[Work to complete]:
Begin with the line containing "Parse this chart and return its data as JSON." and copy each line exactly through the last line of the entries, inclusive.

Records about charts and figures
— start —

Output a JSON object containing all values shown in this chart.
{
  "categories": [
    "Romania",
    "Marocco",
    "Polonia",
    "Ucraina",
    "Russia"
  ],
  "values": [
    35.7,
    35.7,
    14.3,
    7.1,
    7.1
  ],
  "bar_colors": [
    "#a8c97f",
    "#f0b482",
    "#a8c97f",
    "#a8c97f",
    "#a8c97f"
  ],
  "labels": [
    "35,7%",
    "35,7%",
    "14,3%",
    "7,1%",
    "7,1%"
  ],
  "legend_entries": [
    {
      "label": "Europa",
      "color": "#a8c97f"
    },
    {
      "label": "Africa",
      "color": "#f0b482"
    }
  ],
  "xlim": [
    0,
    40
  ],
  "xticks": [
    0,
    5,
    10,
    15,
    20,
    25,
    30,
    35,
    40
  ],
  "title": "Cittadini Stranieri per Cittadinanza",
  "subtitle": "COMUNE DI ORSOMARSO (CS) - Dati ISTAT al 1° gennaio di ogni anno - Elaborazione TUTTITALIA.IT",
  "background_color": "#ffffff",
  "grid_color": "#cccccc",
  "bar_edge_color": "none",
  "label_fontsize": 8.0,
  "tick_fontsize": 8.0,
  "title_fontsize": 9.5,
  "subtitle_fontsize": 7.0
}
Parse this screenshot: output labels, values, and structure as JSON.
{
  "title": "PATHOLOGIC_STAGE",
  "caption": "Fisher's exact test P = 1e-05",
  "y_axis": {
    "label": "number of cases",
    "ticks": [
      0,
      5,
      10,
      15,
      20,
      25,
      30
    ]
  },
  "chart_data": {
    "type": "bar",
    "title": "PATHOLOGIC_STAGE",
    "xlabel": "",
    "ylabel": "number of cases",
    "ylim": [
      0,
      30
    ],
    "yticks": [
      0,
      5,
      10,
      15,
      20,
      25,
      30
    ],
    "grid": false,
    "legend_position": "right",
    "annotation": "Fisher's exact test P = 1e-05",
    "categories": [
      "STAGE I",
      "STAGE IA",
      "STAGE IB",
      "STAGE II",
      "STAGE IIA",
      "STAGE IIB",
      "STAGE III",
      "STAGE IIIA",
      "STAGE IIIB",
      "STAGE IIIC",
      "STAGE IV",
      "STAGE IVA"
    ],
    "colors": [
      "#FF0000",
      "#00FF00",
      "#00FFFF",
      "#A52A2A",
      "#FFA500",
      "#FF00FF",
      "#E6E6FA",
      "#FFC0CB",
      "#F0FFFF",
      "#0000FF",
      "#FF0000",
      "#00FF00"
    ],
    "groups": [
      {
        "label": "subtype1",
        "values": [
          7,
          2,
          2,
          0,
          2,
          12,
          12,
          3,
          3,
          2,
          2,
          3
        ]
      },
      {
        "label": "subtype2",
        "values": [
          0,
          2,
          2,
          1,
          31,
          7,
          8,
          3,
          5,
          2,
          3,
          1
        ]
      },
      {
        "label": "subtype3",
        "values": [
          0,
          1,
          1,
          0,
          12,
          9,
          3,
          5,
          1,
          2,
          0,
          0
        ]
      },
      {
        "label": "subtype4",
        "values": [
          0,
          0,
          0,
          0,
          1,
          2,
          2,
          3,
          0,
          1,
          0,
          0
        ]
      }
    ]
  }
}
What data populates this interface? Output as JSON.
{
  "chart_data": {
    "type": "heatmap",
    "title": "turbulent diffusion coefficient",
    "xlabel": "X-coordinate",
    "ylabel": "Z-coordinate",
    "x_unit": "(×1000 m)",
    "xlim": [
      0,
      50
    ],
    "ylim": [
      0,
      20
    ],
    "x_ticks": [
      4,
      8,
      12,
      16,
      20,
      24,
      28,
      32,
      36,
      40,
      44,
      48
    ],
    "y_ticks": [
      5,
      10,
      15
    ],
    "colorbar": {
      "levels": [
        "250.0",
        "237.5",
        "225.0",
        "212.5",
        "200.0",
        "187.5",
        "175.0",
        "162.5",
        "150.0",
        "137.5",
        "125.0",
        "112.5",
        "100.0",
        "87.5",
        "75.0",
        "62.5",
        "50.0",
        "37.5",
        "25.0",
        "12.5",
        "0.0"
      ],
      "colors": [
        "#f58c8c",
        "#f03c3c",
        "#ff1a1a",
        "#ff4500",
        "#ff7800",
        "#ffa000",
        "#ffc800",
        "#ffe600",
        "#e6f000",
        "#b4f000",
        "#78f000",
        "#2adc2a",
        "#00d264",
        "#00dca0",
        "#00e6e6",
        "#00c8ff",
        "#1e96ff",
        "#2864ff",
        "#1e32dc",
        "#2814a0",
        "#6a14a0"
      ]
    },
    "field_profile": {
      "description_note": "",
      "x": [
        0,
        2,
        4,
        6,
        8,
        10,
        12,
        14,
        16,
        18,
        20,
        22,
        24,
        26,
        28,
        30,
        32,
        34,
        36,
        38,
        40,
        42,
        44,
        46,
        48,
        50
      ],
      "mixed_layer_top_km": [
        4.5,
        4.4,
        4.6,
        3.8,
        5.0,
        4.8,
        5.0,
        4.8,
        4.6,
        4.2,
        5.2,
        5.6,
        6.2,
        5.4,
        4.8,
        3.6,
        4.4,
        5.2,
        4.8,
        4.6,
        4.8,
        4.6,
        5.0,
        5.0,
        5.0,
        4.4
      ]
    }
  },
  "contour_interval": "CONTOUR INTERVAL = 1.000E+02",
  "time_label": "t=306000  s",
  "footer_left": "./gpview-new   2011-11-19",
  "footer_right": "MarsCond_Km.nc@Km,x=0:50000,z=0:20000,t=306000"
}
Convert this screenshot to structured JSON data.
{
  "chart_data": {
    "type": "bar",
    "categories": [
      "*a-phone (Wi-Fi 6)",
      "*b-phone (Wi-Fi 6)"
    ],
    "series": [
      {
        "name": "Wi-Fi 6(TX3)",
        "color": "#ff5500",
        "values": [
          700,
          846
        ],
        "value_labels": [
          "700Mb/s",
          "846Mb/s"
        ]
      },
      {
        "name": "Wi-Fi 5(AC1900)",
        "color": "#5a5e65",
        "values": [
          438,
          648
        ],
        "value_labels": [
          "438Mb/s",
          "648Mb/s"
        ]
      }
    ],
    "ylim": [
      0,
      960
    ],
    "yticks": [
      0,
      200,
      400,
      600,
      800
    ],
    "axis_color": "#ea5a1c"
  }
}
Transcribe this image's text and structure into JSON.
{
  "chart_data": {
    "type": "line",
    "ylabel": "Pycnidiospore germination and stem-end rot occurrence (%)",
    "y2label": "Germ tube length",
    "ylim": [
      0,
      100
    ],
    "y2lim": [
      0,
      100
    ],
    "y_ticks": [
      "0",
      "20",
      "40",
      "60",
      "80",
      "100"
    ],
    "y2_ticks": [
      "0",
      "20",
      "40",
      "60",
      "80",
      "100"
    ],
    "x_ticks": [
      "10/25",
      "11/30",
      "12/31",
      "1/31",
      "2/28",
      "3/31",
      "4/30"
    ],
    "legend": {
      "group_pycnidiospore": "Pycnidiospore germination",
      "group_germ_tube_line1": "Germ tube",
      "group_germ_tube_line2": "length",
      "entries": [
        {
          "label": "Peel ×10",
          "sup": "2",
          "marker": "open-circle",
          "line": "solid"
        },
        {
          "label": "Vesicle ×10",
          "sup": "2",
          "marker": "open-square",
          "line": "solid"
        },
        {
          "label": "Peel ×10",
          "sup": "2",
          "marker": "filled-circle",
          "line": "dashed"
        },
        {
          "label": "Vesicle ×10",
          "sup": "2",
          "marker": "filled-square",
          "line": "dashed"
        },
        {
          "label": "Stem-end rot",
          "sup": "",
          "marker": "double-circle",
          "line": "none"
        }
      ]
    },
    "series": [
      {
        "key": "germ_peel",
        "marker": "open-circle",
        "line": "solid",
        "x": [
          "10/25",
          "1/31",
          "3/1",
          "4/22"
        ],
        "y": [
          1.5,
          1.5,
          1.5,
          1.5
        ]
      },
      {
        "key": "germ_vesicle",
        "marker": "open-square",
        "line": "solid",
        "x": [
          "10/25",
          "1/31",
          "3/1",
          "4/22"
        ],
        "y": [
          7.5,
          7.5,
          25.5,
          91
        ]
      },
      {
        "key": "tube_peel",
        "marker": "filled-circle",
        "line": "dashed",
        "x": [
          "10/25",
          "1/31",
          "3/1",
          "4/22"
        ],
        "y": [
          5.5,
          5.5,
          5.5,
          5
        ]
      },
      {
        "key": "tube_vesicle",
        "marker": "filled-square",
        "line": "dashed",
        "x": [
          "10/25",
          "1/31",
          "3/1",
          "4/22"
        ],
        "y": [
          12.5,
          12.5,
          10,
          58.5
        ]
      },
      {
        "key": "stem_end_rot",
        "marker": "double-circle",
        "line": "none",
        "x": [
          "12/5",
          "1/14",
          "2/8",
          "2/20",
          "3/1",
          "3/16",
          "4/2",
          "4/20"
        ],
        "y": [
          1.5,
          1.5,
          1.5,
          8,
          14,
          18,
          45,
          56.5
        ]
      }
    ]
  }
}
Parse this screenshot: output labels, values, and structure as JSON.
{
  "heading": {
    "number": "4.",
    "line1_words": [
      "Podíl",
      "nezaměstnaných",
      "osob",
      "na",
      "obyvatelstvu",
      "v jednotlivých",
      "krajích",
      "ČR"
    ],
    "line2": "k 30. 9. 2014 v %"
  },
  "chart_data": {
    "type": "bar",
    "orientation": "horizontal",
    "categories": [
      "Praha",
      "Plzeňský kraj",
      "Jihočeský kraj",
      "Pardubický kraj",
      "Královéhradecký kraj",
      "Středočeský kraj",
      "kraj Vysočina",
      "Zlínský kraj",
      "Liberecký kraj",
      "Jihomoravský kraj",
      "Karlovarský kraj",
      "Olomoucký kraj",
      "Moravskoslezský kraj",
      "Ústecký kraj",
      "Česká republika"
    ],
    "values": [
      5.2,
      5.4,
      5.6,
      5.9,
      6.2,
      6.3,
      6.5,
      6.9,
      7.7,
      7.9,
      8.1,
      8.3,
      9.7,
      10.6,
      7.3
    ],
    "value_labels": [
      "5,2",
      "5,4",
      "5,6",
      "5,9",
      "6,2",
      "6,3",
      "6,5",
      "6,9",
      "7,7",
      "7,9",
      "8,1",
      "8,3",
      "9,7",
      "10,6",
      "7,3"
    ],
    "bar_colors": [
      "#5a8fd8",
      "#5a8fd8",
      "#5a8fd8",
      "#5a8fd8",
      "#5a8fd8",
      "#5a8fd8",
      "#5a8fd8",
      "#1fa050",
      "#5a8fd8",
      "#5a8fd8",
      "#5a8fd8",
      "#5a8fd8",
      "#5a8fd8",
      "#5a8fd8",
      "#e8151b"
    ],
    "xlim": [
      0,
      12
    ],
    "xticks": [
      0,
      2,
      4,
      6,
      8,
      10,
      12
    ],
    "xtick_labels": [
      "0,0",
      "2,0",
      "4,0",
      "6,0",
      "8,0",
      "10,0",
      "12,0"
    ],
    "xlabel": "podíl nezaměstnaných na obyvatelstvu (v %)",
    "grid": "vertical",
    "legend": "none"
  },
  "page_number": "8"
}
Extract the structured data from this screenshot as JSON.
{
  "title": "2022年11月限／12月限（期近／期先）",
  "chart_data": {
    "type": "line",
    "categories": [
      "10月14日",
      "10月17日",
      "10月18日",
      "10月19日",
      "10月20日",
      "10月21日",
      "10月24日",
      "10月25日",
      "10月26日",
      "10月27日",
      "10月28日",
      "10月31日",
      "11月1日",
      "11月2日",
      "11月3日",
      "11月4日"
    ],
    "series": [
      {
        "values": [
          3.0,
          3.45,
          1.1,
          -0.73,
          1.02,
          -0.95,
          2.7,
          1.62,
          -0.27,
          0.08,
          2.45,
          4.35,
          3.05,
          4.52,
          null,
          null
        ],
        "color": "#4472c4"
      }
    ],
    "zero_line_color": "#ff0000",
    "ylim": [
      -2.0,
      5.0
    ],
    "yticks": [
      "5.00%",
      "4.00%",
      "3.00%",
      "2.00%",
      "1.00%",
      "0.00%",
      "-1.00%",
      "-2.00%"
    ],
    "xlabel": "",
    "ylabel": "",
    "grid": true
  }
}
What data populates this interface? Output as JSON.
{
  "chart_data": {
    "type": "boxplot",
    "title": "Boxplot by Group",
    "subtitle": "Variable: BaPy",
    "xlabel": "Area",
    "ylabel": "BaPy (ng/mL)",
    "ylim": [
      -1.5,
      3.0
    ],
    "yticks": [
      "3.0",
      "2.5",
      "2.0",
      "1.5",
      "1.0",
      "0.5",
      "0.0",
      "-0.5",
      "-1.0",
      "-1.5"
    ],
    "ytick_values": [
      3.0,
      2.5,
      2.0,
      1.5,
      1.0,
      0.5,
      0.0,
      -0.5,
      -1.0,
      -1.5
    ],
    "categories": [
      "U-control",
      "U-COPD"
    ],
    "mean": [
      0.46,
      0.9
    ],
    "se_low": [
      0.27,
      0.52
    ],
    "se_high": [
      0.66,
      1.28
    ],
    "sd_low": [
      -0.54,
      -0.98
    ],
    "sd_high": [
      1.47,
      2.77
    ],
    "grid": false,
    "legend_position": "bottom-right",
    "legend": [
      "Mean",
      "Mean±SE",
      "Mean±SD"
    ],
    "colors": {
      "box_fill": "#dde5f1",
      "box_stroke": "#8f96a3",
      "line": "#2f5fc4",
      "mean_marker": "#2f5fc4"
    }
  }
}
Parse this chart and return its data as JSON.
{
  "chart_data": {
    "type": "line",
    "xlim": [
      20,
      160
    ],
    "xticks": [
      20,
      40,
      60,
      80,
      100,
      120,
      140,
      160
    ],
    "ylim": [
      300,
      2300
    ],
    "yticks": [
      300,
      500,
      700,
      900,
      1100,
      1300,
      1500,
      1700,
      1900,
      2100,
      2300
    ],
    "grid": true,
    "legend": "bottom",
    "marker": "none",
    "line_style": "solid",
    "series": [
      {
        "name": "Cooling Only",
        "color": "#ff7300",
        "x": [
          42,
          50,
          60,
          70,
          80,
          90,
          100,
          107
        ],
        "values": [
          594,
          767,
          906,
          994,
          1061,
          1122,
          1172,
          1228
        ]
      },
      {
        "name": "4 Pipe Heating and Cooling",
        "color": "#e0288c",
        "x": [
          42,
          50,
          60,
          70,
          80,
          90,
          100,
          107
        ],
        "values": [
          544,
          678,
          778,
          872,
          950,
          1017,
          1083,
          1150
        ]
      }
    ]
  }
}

— end —

[Output below]:
Parse this chart and return its data as JSON.
{
  "chart_data": {
    "type": "line",
    "xlim": [
      20,
      160
    ],
    "xticks": [
      20,
      40,
      60,
      80,
      100,
      120,
      140,
      160
    ],
    "ylim": [
      300,
      2300
    ],
    "yticks": [
      300,
      500,
      700,
      900,
      1100,
      1300,
      1500,
      1700,
      1900,
      2100,
      2300
    ],
    "grid": true,
    "legend": "bottom",
    "marker": "none",
    "line_style": "solid",
    "series": [
      {
        "name": "Cooling Only",
        "color": "#ff7300",
        "x": [
          42,
          50,
          60,
          70,
          80,
          90,
          100,
          107
        ],
        "values": [
          594,
          767,
          906,
          994,
          1061,
          1122,
          1172,
          1228
        ]
      },
      {
        "name": "4 Pipe Heating and Cooling",
        "color": "#e0288c",
        "x": [
          42,
          50,
          60,
          70,
          80,
          90,
          100,
          107
        ],
        "values": [
          544,
          678,
          778,
          872,
          950,
          1017,
          1083,
          1150
        ]
      }
    ]
  }
}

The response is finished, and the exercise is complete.